Stored data

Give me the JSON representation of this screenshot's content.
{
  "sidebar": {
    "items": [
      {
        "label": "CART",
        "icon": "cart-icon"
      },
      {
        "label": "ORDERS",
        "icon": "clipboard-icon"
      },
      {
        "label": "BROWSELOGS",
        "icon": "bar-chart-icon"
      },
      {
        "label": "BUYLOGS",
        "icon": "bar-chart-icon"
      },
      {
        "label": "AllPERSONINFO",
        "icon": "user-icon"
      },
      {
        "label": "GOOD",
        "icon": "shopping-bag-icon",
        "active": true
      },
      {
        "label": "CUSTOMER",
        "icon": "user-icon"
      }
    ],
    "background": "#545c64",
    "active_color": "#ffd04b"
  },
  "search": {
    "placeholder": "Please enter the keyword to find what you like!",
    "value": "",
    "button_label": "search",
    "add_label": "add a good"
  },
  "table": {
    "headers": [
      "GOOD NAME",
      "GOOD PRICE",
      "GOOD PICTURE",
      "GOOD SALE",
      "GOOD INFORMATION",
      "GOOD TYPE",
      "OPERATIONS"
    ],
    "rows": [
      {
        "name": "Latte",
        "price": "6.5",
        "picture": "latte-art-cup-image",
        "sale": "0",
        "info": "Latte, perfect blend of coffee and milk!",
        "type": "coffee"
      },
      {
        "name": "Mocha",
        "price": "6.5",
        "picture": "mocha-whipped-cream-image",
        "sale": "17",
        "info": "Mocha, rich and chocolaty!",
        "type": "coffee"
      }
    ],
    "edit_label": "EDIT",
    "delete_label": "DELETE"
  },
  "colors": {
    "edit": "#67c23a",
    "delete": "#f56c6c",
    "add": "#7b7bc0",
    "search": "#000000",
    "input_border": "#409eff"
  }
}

Exercise description
Repeat the records above exactly.

Solution
Give me the JSON representation of this screenshot's content.
{
  "sidebar": {
    "items": [
      {
        "label": "CART",
        "icon": "cart-icon"
      },
      {
        "label": "ORDERS",
        "icon": "clipboard-icon"
      },
      {
        "label": "BROWSELOGS",
        "icon": "bar-chart-icon"
      },
      {
        "label": "BUYLOGS",
        "icon": "bar-chart-icon"
      },
      {
        "label": "AllPERSONINFO",
        "icon": "user-icon"
      },
      {
        "label": "GOOD",
        "icon": "shopping-bag-icon",
        "active": true
      },
      {
        "label": "CUSTOMER",
        "icon": "user-icon"
      }
    ],
    "background": "#545c64",
    "active_color": "#ffd04b"
  },
  "search": {
    "placeholder": "Please enter the keyword to find what you like!",
    "value": "",
    "button_label": "search",
    "add_label": "add a good"
  },
  "table": {
    "headers": [
      "GOOD NAME",
      "GOOD PRICE",
      "GOOD PICTURE",
      "GOOD SALE",
      "GOOD INFORMATION",
      "GOOD TYPE",
      "OPERATIONS"
    ],
    "rows": [
      {
        "name": "Latte",
        "price": "6.5",
        "picture": "latte-art-cup-image",
        "sale": "0",
        "info": "Latte, perfect blend of coffee and milk!",
        "type": "coffee"
      },
      {
        "name": "Mocha",
        "price": "6.5",
        "picture": "mocha-whipped-cream-image",
        "sale": "17",
        "info": "Mocha, rich and chocolaty!",
        "type": "coffee"
      }
    ],
    "edit_label": "EDIT",
    "delete_label": "DELETE"
  },
  "colors": {
    "edit": "#67c23a",
    "delete": "#f56c6c",
    "add": "#7b7bc0",
    "search": "#000000",
    "input_border": "#409eff"
  }
}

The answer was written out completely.